Required work: Each entry must be restated word for word.

(Items from a figure collection)
_ _ _ _ _ _ _
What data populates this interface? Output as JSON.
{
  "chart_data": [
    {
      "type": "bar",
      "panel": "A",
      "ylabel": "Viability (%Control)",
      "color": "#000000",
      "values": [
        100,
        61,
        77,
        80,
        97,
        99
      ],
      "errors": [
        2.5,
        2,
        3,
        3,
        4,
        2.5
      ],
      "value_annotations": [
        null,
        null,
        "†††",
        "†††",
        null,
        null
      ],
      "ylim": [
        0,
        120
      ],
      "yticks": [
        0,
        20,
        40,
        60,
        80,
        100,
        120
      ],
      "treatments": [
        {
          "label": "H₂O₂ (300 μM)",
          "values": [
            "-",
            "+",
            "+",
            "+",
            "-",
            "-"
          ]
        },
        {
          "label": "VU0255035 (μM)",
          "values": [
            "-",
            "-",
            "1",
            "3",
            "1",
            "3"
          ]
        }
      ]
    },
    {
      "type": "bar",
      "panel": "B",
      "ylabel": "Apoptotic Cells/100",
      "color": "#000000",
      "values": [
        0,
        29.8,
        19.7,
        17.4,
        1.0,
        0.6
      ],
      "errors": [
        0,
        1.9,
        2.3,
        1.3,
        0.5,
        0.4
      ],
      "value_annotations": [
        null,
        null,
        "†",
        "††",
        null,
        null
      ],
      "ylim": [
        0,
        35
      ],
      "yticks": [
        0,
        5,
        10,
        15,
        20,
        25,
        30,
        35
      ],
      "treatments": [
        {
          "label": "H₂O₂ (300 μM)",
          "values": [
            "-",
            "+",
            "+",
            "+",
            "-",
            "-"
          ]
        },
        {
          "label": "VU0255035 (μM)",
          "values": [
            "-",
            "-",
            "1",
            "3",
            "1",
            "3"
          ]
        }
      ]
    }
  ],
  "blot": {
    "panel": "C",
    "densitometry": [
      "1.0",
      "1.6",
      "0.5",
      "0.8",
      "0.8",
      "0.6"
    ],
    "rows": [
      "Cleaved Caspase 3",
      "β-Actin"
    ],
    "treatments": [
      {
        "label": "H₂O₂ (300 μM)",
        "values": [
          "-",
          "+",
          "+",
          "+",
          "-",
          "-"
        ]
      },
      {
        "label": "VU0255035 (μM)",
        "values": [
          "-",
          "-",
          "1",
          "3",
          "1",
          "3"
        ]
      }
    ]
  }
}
_ _ _ _ _ _ _
Exercise solution:
What data populates this interface? Output as JSON.
{
  "chart_data": [
    {
      "type": "bar",
      "panel": "A",
      "ylabel": "Viability (%Control)",
      "color": "#000000",
      "values": [
        100,
        61,
        77,
        80,
        97,
        99
      ],
      "errors": [
        2.5,
        2,
        3,
        3,
        4,
        2.5
      ],
      "value_annotations": [
        null,
        null,
        "†††",
        "†††",
        null,
        null
      ],
      "ylim": [
        0,
        120
      ],
      "yticks": [
        0,
        20,
        40,
        60,
        80,
        100,
        120
      ],
      "treatments": [
        {
          "label": "H₂O₂ (300 μM)",
          "values": [
            "-",
            "+",
            "+",
            "+",
            "-",
            "-"
          ]
        },
        {
          "label": "VU0255035 (μM)",
          "values": [
            "-",
            "-",
            "1",
            "3",
            "1",
            "3"
          ]
        }
      ]
    },
    {
      "type": "bar",
      "panel": "B",
      "ylabel": "Apoptotic Cells/100",
      "color": "#000000",
      "values": [
        0,
        29.8,
        19.7,
        17.4,
        1.0,
        0.6
      ],
      "errors": [
        0,
        1.9,
        2.3,
        1.3,
        0.5,
        0.4
      ],
      "value_annotations": [
        null,
        null,
        "†",
        "††",
        null,
        null
      ],
      "ylim": [
        0,
        35
      ],
      "yticks": [
        0,
        5,
        10,
        15,
        20,
        25,
        30,
        35
      ],
      "treatments": [
        {
          "label": "H₂O₂ (300 μM)",
          "values": [
            "-",
            "+",
            "+",
            "+",
            "-",
            "-"
          ]
        },
        {
          "label": "VU0255035 (μM)",
          "values": [
            "-",
            "-",
            "1",
            "3",
            "1",
            "3"
          ]
        }
      ]
    }
  ],
  "blot": {
    "panel": "C",
    "densitometry": [
      "1.0",
      "1.6",
      "0.5",
      "0.8",
      "0.8",
      "0.6"
    ],
    "rows": [
      "Cleaved Caspase 3",
      "β-Actin"
    ],
    "treatments": [
      {
        "label": "H₂O₂ (300 μM)",
        "values": [
          "-",
          "+",
          "+",
          "+",
          "-",
          "-"
        ]
      },
      {
        "label": "VU0255035 (μM)",
        "values": [
          "-",
          "-",
          "1",
          "3",
          "1",
          "3"
        ]
      }
    ]
  }
}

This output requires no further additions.